Dataset records
···

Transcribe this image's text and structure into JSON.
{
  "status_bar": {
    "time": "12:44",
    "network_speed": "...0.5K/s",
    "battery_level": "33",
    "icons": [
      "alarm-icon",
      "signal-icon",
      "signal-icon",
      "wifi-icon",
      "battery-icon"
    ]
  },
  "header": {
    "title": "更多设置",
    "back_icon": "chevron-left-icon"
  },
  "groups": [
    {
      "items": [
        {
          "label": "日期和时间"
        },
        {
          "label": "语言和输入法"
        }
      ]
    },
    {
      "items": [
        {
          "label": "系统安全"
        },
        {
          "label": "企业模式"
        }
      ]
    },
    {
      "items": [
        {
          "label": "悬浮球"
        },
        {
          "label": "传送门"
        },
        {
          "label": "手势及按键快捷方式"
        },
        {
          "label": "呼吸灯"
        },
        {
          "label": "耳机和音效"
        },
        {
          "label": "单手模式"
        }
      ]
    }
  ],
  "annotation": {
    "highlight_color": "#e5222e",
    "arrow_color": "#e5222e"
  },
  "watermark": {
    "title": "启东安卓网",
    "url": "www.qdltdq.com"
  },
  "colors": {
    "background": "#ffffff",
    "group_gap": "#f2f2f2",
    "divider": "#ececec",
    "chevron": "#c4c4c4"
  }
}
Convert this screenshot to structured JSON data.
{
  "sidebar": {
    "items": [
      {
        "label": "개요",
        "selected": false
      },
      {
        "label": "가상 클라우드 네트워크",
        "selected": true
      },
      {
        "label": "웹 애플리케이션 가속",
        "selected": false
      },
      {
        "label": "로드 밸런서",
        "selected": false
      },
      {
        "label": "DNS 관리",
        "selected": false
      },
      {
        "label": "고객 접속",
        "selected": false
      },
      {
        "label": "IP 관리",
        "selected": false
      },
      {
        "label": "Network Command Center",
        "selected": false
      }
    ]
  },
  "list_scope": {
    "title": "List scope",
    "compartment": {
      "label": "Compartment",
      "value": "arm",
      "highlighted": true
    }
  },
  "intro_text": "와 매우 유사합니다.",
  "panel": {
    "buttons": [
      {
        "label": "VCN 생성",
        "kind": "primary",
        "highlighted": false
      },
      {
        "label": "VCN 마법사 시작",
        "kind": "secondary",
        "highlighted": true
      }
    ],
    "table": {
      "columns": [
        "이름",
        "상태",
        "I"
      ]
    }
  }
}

···

§ **Objective**
Find how many lines in the material hold the word "this" and state that number alone.

§ **Output below**
2